Material to process:

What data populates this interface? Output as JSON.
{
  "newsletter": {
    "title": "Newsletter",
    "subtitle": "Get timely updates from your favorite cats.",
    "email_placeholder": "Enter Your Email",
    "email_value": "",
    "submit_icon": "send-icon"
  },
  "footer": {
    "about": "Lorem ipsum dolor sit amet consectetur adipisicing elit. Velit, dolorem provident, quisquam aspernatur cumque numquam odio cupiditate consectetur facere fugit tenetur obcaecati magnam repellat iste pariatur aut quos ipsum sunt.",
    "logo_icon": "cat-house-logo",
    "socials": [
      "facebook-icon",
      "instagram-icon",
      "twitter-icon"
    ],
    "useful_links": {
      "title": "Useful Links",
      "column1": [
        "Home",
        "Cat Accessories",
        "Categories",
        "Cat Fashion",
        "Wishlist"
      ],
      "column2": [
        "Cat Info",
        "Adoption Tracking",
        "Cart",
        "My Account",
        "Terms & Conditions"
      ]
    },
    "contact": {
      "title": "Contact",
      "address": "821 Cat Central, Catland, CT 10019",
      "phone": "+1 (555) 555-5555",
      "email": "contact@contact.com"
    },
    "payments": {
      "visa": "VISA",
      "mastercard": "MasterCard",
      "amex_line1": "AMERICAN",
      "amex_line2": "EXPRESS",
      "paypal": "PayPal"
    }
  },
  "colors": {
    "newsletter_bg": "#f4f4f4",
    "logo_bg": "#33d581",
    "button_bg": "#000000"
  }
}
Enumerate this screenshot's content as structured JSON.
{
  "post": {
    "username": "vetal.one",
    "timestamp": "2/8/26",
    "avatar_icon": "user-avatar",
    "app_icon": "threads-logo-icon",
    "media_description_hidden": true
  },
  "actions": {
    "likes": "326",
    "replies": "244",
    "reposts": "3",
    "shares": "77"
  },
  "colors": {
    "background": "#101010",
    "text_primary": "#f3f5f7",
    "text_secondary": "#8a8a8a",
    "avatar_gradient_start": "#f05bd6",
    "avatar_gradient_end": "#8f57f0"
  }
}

Task goal: Print all of the data exactly as it was given.

In response:
What data populates this interface? Output as JSON.
{
  "newsletter": {
    "title": "Newsletter",
    "subtitle": "Get timely updates from your favorite cats.",
    "email_placeholder": "Enter Your Email",
    "email_value": "",
    "submit_icon": "send-icon"
  },
  "footer": {
    "about": "Lorem ipsum dolor sit amet consectetur adipisicing elit. Velit, dolorem provident, quisquam aspernatur cumque numquam odio cupiditate consectetur facere fugit tenetur obcaecati magnam repellat iste pariatur aut quos ipsum sunt.",
    "logo_icon": "cat-house-logo",
    "socials": [
      "facebook-icon",
      "instagram-icon",
      "twitter-icon"
    ],
    "useful_links": {
      "title": "Useful Links",
      "column1": [
        "Home",
        "Cat Accessories",
        "Categories",
        "Cat Fashion",
        "Wishlist"
      ],
      "column2": [
        "Cat Info",
        "Adoption Tracking",
        "Cart",
        "My Account",
        "Terms & Conditions"
      ]
    },
    "contact": {
      "title": "Contact",
      "address": "821 Cat Central, Catland, CT 10019",
      "phone": "+1 (555) 555-5555",
      "email": "contact@contact.com"
    },
    "payments": {
      "visa": "VISA",
      "mastercard": "MasterCard",
      "amex_line1": "AMERICAN",
      "amex_line2": "EXPRESS",
      "paypal": "PayPal"
    }
  },
  "colors": {
    "newsletter_bg": "#f4f4f4",
    "logo_bg": "#33d581",
    "button_bg": "#000000"
  }
}
Enumerate this screenshot's content as structured JSON.
{
  "post": {
    "username": "vetal.one",
    "timestamp": "2/8/26",
    "avatar_icon": "user-avatar",
    "app_icon": "threads-logo-icon",
    "media_description_hidden": true
  },
  "actions": {
    "likes": "326",
    "replies": "244",
    "reposts": "3",
    "shares": "77"
  },
  "colors": {
    "background": "#101010",
    "text_primary": "#f3f5f7",
    "text_secondary": "#8a8a8a",
    "avatar_gradient_start": "#f05bd6",
    "avatar_gradient_end": "#8f57f0"
  }
}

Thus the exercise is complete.